Wherever "Restore" appears in a line, copy that line.

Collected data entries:
☆ ☆ ☆ ☆ ☆ ☆ ☆

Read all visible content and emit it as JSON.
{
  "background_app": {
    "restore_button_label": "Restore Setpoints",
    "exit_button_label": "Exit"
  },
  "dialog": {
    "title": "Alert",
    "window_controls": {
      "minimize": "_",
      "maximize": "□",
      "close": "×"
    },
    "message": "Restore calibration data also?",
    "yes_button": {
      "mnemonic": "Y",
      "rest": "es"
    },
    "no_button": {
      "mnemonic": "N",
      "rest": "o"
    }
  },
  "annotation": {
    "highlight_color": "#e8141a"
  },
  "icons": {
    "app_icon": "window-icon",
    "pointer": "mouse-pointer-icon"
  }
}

☆ ☆ ☆ ☆ ☆ ☆ ☆

Output for this task —
    "restore_button_label": "Restore Setpoints",
    "message": "Restore calibration data also?",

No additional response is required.